Entries
--- Begin ---

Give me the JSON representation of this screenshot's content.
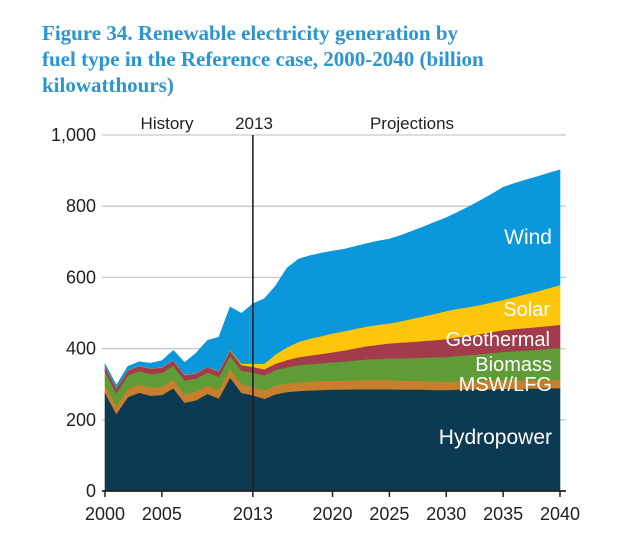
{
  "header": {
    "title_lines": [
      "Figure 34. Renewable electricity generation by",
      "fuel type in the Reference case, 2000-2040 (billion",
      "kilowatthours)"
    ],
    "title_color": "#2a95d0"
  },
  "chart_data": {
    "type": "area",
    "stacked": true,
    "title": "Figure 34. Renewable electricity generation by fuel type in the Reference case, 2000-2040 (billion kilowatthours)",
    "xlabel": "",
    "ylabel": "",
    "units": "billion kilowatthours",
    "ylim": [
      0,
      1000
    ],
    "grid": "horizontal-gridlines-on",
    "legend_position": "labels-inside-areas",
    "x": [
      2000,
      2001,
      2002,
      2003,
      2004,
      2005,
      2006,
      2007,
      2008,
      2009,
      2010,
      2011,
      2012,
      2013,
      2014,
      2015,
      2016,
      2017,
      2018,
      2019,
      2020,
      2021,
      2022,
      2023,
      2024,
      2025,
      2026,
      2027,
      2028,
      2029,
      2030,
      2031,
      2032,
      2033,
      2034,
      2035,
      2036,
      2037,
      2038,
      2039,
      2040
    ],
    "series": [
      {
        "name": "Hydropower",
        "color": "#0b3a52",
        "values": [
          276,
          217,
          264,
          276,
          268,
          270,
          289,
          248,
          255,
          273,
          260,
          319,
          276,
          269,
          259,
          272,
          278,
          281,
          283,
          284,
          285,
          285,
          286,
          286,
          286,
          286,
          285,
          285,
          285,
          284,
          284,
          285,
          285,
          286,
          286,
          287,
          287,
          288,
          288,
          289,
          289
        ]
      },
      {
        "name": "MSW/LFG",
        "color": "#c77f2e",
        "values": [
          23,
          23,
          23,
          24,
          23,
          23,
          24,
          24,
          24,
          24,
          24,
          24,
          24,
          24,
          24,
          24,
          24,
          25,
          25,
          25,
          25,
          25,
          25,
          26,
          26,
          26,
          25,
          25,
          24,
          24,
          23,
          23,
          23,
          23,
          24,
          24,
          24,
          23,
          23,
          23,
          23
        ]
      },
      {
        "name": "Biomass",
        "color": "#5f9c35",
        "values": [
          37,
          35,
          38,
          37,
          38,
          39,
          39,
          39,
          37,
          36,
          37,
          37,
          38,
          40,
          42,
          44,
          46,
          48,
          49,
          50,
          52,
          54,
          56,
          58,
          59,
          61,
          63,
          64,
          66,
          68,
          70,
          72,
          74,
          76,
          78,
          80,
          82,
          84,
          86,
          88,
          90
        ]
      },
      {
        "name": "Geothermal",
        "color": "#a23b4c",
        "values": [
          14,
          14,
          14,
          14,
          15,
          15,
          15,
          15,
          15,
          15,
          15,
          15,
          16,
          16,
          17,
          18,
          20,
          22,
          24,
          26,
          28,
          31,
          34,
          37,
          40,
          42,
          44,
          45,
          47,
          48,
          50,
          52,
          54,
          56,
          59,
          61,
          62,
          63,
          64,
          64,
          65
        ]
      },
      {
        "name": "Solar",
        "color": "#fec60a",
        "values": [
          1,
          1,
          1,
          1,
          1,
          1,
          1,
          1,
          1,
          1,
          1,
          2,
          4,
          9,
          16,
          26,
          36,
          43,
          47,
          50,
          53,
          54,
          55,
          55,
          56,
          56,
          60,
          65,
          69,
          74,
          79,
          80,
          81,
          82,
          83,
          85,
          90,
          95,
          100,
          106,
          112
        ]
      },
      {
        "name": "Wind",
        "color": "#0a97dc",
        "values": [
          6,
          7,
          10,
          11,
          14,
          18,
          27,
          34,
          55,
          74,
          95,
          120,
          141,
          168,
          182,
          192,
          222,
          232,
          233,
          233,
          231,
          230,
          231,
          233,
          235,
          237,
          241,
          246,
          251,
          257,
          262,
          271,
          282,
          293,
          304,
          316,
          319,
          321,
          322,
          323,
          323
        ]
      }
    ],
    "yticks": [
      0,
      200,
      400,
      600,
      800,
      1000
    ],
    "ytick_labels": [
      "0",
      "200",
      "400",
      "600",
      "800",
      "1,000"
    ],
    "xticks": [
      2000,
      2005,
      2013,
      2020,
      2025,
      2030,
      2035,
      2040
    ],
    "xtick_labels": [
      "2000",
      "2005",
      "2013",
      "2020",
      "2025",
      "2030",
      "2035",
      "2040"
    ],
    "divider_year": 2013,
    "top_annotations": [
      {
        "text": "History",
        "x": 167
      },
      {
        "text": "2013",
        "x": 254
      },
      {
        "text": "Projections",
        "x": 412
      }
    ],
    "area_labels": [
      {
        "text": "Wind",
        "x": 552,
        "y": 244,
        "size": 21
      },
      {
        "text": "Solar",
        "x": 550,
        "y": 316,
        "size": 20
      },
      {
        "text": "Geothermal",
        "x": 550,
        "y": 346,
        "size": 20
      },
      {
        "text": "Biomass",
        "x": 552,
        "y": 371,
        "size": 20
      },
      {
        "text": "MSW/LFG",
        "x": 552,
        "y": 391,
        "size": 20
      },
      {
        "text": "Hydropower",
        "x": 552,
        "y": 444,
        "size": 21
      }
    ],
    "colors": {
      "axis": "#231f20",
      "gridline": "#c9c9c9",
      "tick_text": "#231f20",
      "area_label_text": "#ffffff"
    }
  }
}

--- End ---

To do
Search the entries for the word "Renewable" and pick out every line that holds it.

Answer to the problem
      "Figure 34. Renewable electricity generation by",
    "title": "Figure 34. Renewable electricity generation by fuel type in the Reference case, 2000-2040 (billion kilowatthours)",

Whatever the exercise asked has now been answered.